EXERCISE AIM → Count every line where "desc" shows up, and give that number only.

____ TASK INPUTS

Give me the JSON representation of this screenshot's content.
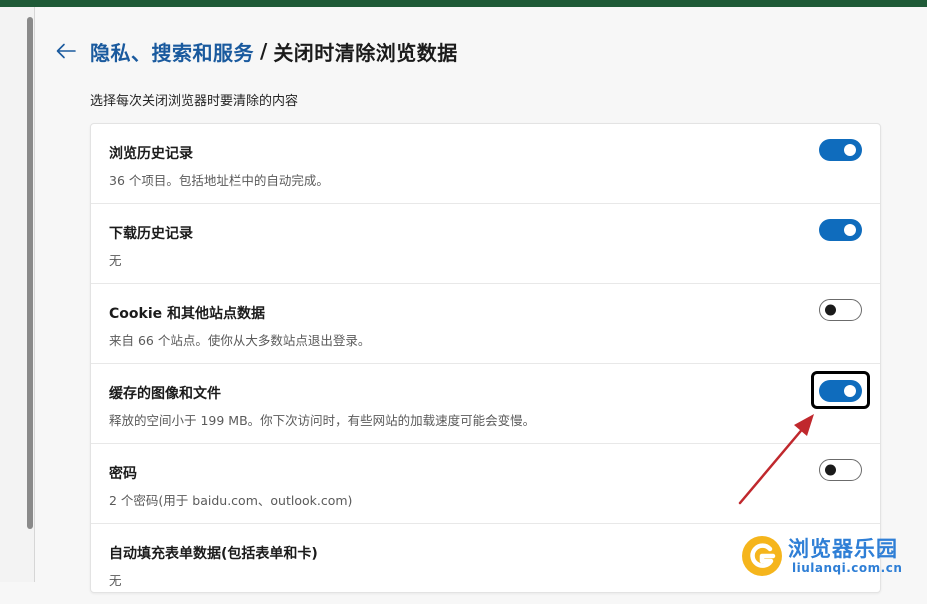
{
  "header": {
    "parent_link": "隐私、搜索和服务",
    "separator": "/",
    "current": "关闭时清除浏览数据"
  },
  "subtitle": "选择每次关闭浏览器时要清除的内容",
  "items": [
    {
      "title": "浏览历史记录",
      "desc": "36 个项目。包括地址栏中的自动完成。",
      "on": true
    },
    {
      "title": "下载历史记录",
      "desc": "无",
      "on": true
    },
    {
      "title": "Cookie 和其他站点数据",
      "desc": "来自 66 个站点。使你从大多数站点退出登录。",
      "on": false
    },
    {
      "title": "缓存的图像和文件",
      "desc": "释放的空间小于 199 MB。你下次访问时，有些网站的加载速度可能会变慢。",
      "on": true,
      "focused": true
    },
    {
      "title": "密码",
      "desc": "2 个密码(用于 baidu.com、outlook.com)",
      "on": false
    },
    {
      "title": "自动填充表单数据(包括表单和卡)",
      "desc": "无",
      "on": false
    }
  ],
  "watermark": {
    "main": "浏览器乐园",
    "sub": "liulanqi.com.cn"
  },
  "colors": {
    "accent": "#0f6cbd",
    "link": "#1a5a9e",
    "annotation_arrow": "#c0282d",
    "topbar": "#1f5a37"
  }
}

________

RESULT FOR THIS EXERCISE → 6